━━━━━ SUPPLIED INFORMATION
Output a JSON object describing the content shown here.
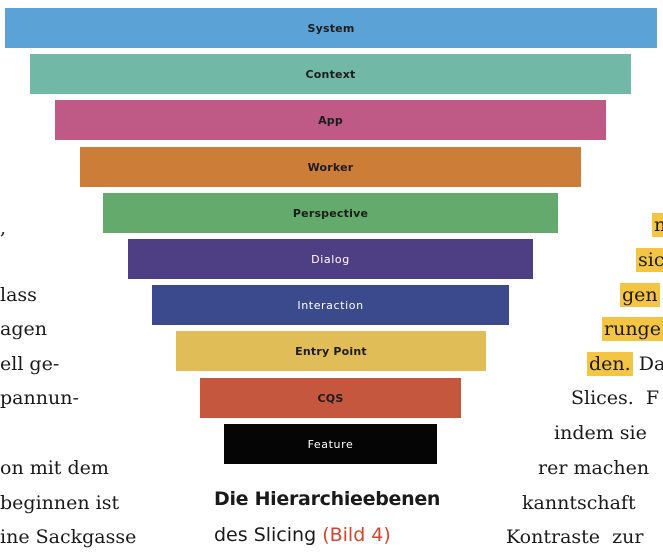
{
  "figure": {
    "levels": [
      {
        "label": "System",
        "color": "#5ba3d6"
      },
      {
        "label": "Context",
        "color": "#72b8a6"
      },
      {
        "label": "App",
        "color": "#bf5a86"
      },
      {
        "label": "Worker",
        "color": "#cc7d38"
      },
      {
        "label": "Perspective",
        "color": "#64aa6c"
      },
      {
        "label": "Dialog",
        "color": "#4e3f85"
      },
      {
        "label": "Interaction",
        "color": "#3b4a8c"
      },
      {
        "label": "Entry Point",
        "color": "#e1bd57"
      },
      {
        "label": "CQS",
        "color": "#c4573e"
      },
      {
        "label": "Feature",
        "color": "#050505"
      }
    ],
    "caption_title": "Die Hierarchieebenen",
    "caption_prefix": "des Slicing",
    "caption_ref": "(Bild 4)"
  },
  "left_column": [
    ",",
    "lass",
    "agen",
    "ell ge-",
    "pannun-",
    "",
    "on mit dem",
    "beginnen ist",
    "ine Sackgasse"
  ],
  "right_column": [
    {
      "text": "n",
      "highlight": true
    },
    {
      "text": "sic",
      "highlight": true
    },
    {
      "text": "gen",
      "highlight": true
    },
    {
      "text": "runge",
      "highlight": true
    },
    {
      "text": "den.",
      "highlight": true,
      "rest": " Da"
    },
    {
      "text": "Slices.  F",
      "highlight": false
    },
    {
      "text": "indem sie",
      "highlight": false
    },
    {
      "text": "rer machen",
      "highlight": false
    },
    {
      "text": "kanntschaft",
      "highlight": false
    },
    {
      "text": "Kontraste  zur",
      "highlight": false
    }
  ],
  "highlight_color": "#f4c542"
}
━━━━━━━━━━
▶ [TASK STATEMENT]: The listing above needs to be output again exactly. Don't include the pictures.

▶ [OUTPUT FOR THIS TASK]:
Output a JSON object describing the content shown here.
{
  "figure": {
    "levels": [
      {
        "label": "System",
        "color": "#5ba3d6"
      },
      {
        "label": "Context",
        "color": "#72b8a6"
      },
      {
        "label": "App",
        "color": "#bf5a86"
      },
      {
        "label": "Worker",
        "color": "#cc7d38"
      },
      {
        "label": "Perspective",
        "color": "#64aa6c"
      },
      {
        "label": "Dialog",
        "color": "#4e3f85"
      },
      {
        "label": "Interaction",
        "color": "#3b4a8c"
      },
      {
        "label": "Entry Point",
        "color": "#e1bd57"
      },
      {
        "label": "CQS",
        "color": "#c4573e"
      },
      {
        "label": "Feature",
        "color": "#050505"
      }
    ],
    "caption_title": "Die Hierarchieebenen",
    "caption_prefix": "des Slicing",
    "caption_ref": "(Bild 4)"
  },
  "left_column": [
    ",",
    "lass",
    "agen",
    "ell ge-",
    "pannun-",
    "",
    "on mit dem",
    "beginnen ist",
    "ine Sackgasse"
  ],
  "right_column": [
    {
      "text": "n",
      "highlight": true
    },
    {
      "text": "sic",
      "highlight": true
    },
    {
      "text": "gen",
      "highlight": true
    },
    {
      "text": "runge",
      "highlight": true
    },
    {
      "text": "den.",
      "highlight": true,
      "rest": " Da"
    },
    {
      "text": "Slices.  F",
      "highlight": false
    },
    {
      "text": "indem sie",
      "highlight": false
    },
    {
      "text": "rer machen",
      "highlight": false
    },
    {
      "text": "kanntschaft",
      "highlight": false
    },
    {
      "text": "Kontraste  zur",
      "highlight": false
    }
  ],
  "highlight_color": "#f4c542"
}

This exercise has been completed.